### Written task:
Reproduce the listing below line for line, without changing anything, but leave the picture out.

>> start Input records

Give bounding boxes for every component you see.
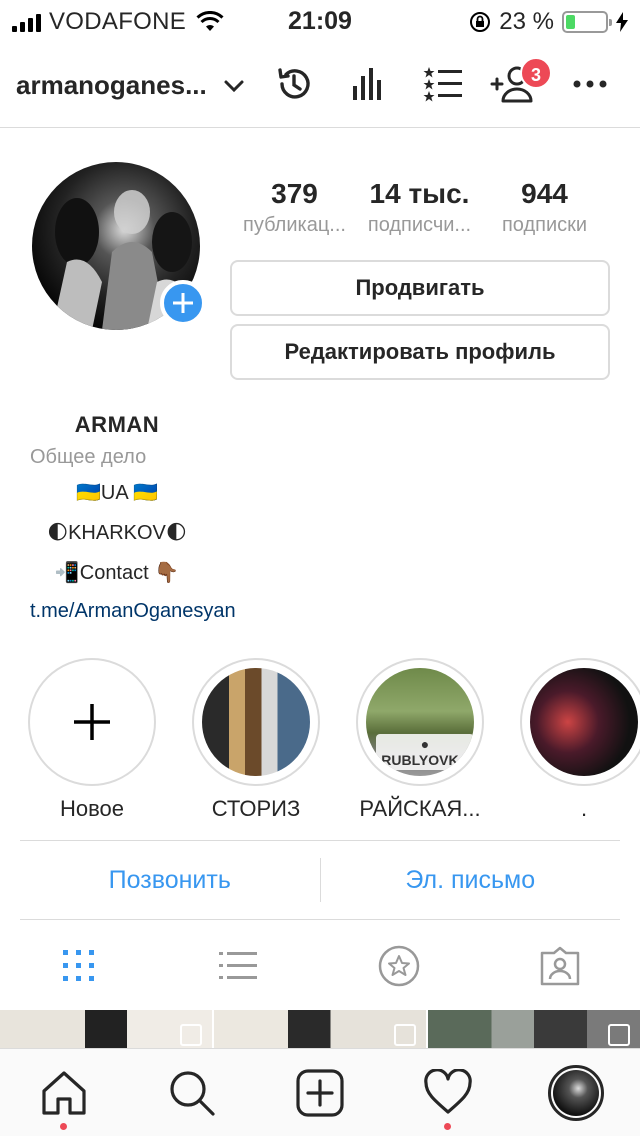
stat-followers[interactable]: 14 тыс. подписчи...: [357, 178, 482, 237]
home-icon[interactable]: [40, 1069, 88, 1117]
bio-name: ARMAN: [74, 412, 160, 437]
location-sticker: ● RUBLYOVKA: [376, 734, 474, 770]
tagged-icon[interactable]: [539, 945, 581, 987]
bio-line: 🌓KHARKOV🌓: [47, 522, 187, 544]
post-thumbnail[interactable]: [0, 1010, 212, 1048]
insights-icon[interactable]: [348, 64, 388, 104]
status-right: 23 %: [469, 8, 628, 36]
bio-line: 📲Contact 👇🏾: [54, 562, 180, 584]
bio-link[interactable]: t.me/ArmanOganesyan: [30, 600, 236, 623]
battery-fill: [566, 15, 575, 29]
charging-icon: [616, 12, 628, 32]
battery-percent: 23 %: [499, 8, 554, 35]
profile-tab-photo: [553, 1070, 599, 1116]
stat-value: 14 тыс.: [369, 178, 470, 209]
post-thumbnail[interactable]: [428, 1010, 640, 1048]
profile-header: armanoganes... 3: [0, 48, 640, 128]
add-story-plus-icon[interactable]: [160, 280, 206, 326]
bottom-nav: [0, 1048, 640, 1136]
contact-buttons: Позвонить Эл. письмо: [20, 840, 620, 920]
multiple-photos-icon: [180, 1024, 202, 1046]
highlight-cover: [202, 668, 310, 776]
email-button[interactable]: Эл. письмо: [321, 866, 621, 895]
highlight-item[interactable]: .: [520, 658, 640, 822]
promote-button[interactable]: Продвигать: [230, 260, 610, 316]
stat-value: 379: [271, 178, 318, 209]
stat-label: публикац...: [243, 214, 346, 236]
bio-category: Общее дело: [30, 446, 147, 468]
highlight-item[interactable]: ● RUBLYOVKA РАЙСКАЯ...: [356, 658, 484, 822]
battery-icon: [562, 11, 612, 33]
highlight-ring: ● RUBLYOVKA: [356, 658, 484, 786]
bio-line: 🇺🇦UA 🇺🇦: [75, 482, 159, 504]
new-post-icon[interactable]: [296, 1069, 344, 1117]
plus-icon: [74, 704, 110, 740]
posts-grid: [0, 1010, 640, 1048]
highlight-ring: [28, 658, 156, 786]
highlight-label: РАЙСКАЯ...: [359, 796, 481, 821]
stat-label: подписки: [501, 214, 588, 236]
highlight-ring: [192, 658, 320, 786]
stat-value: 944: [521, 178, 568, 209]
stat-posts[interactable]: 379 публикац...: [232, 178, 357, 237]
highlight-label: СТОРИЗ: [211, 796, 301, 821]
multiple-photos-icon: [394, 1024, 416, 1046]
profile-stats: 379 публикац... 14 тыс. подписчи... 944 …: [232, 178, 608, 237]
history-icon[interactable]: [274, 64, 314, 104]
account-switcher-username[interactable]: armanoganes...: [16, 70, 207, 101]
rotation-lock-icon: [470, 12, 491, 32]
post-thumbnail[interactable]: [214, 1010, 426, 1048]
activity-dot: [444, 1123, 451, 1130]
highlight-label: Новое: [59, 796, 125, 821]
highlight-ring: [520, 658, 640, 786]
multiple-photos-icon: [608, 1024, 630, 1046]
highlight-cover: [530, 668, 638, 776]
stat-label: подписчи...: [367, 214, 472, 236]
close-friends-list-icon[interactable]: [422, 64, 464, 104]
home-activity-dot: [60, 1123, 67, 1130]
call-button[interactable]: Позвонить: [20, 866, 320, 895]
star-icon[interactable]: [377, 944, 421, 988]
more-icon[interactable]: [572, 68, 608, 100]
highlight-new[interactable]: Новое: [28, 658, 156, 822]
profile-tabs: [0, 940, 640, 992]
list-icon[interactable]: [217, 946, 259, 986]
highlight-item[interactable]: СТОРИЗ: [192, 658, 320, 822]
profile-tab-avatar[interactable]: [548, 1065, 604, 1121]
location-sticker-text: RUBLYOVKA: [381, 752, 469, 768]
heart-icon[interactable]: [424, 1069, 472, 1115]
search-icon[interactable]: [168, 1069, 216, 1117]
highlight-label: .: [580, 796, 588, 821]
grid-icon[interactable]: [59, 946, 99, 986]
stat-following[interactable]: 944 подписки: [482, 178, 607, 237]
status-bar: VODAFONE 21:09 23 %: [0, 0, 640, 40]
edit-profile-button[interactable]: Редактировать профиль: [230, 324, 610, 380]
notification-badge: 3: [520, 57, 552, 89]
highlight-cover: ● RUBLYOVKA: [366, 668, 474, 776]
chevron-down-icon[interactable]: [222, 74, 246, 98]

>> end Input records

### Task output:
Give bounding boxes for every component you see.
stat-followers[interactable]: 14 тыс. подписчи...: [357, 178, 482, 237]
home-icon[interactable]: [40, 1069, 88, 1117]
bio-name: ARMAN: [74, 412, 160, 437]
location-sticker: ● RUBLYOVKA: [376, 734, 474, 770]
tagged-icon[interactable]: [539, 945, 581, 987]
bio-line: 🌓KHARKOV🌓: [47, 522, 187, 544]
post-thumbnail[interactable]: [0, 1010, 212, 1048]
insights-icon[interactable]: [348, 64, 388, 104]
status-right: 23 %: [469, 8, 628, 36]
bio-line: 📲Contact 👇🏾: [54, 562, 180, 584]
bio-link[interactable]: t.me/ArmanOganesyan: [30, 600, 236, 623]
battery-fill: [566, 15, 575, 29]
charging-icon: [616, 12, 628, 32]
battery-percent: 23 %: [499, 8, 554, 35]
profile-tab-photo: [553, 1070, 599, 1116]
stat-value: 14 тыс.: [369, 178, 470, 209]
post-thumbnail[interactable]: [428, 1010, 640, 1048]
profile-header: armanoganes... 3: [0, 48, 640, 128]
add-story-plus-icon[interactable]: [160, 280, 206, 326]
bottom-nav: [0, 1048, 640, 1136]
contact-buttons: Позвонить Эл. письмо: [20, 840, 620, 920]
multiple-photos-icon: [180, 1024, 202, 1046]
highlight-cover: [202, 668, 310, 776]
email-button[interactable]: Эл. письмо: [321, 866, 621, 895]
highlight-item[interactable]: .: [520, 658, 640, 822]
promote-button[interactable]: Продвигать: [230, 260, 610, 316]
stat-value: 379: [271, 178, 318, 209]
stat-label: публикац...: [243, 214, 346, 236]
bio-category: Общее дело: [30, 446, 147, 468]
highlight-item[interactable]: ● RUBLYOVKA РАЙСКАЯ...: [356, 658, 484, 822]
battery-icon: [562, 11, 612, 33]
highlight-ring: ● RUBLYOVKA: [356, 658, 484, 786]
bio-line: 🇺🇦UA 🇺🇦: [75, 482, 159, 504]
new-post-icon[interactable]: [296, 1069, 344, 1117]
plus-icon: [74, 704, 110, 740]
posts-grid: [0, 1010, 640, 1048]
highlight-ring: [28, 658, 156, 786]
highlight-label: РАЙСКАЯ...: [359, 796, 481, 821]
stat-label: подписки: [501, 214, 588, 236]
highlight-ring: [192, 658, 320, 786]
stat-value: 944: [521, 178, 568, 209]
stat-posts[interactable]: 379 публикац...: [232, 178, 357, 237]
highlight-label: СТОРИЗ: [211, 796, 301, 821]
multiple-photos-icon: [394, 1024, 416, 1046]
profile-stats: 379 публикац... 14 тыс. подписчи... 944 …: [232, 178, 608, 237]
history-icon[interactable]: [274, 64, 314, 104]
account-switcher-username[interactable]: armanoganes...: [16, 70, 207, 101]
rotation-lock-icon: [470, 12, 491, 32]
post-thumbnail[interactable]: [214, 1010, 426, 1048]
activity-dot: [444, 1123, 451, 1130]
highlight-label: Новое: [59, 796, 125, 821]
highlight-ring: [520, 658, 640, 786]
multiple-photos-icon: [608, 1024, 630, 1046]
highlight-cover: [530, 668, 638, 776]
stat-label: подписчи...: [367, 214, 472, 236]
close-friends-list-icon[interactable]: [422, 64, 464, 104]
home-activity-dot: [60, 1123, 67, 1130]
call-button[interactable]: Позвонить: [20, 866, 320, 895]
star-icon[interactable]: [377, 944, 421, 988]
more-icon[interactable]: [572, 68, 608, 100]
highlight-new[interactable]: Новое: [28, 658, 156, 822]
profile-tabs: [0, 940, 640, 992]
list-icon[interactable]: [217, 946, 259, 986]
highlight-item[interactable]: СТОРИЗ: [192, 658, 320, 822]
profile-tab-avatar[interactable]: [548, 1065, 604, 1121]
location-sticker-text: RUBLYOVKA: [381, 752, 469, 768]
heart-icon[interactable]: [424, 1069, 472, 1115]
search-icon[interactable]: [168, 1069, 216, 1117]
highlight-label: .: [580, 796, 588, 821]
grid-icon[interactable]: [59, 946, 99, 986]
stat-following[interactable]: 944 подписки: [482, 178, 607, 237]
status-bar: VODAFONE 21:09 23 %: [0, 0, 640, 40]
edit-profile-button[interactable]: Редактировать профиль: [230, 324, 610, 380]
notification-badge: 3: [520, 57, 552, 89]
highlight-cover: ● RUBLYOVKA: [366, 668, 474, 776]
chevron-down-icon[interactable]: [222, 74, 246, 98]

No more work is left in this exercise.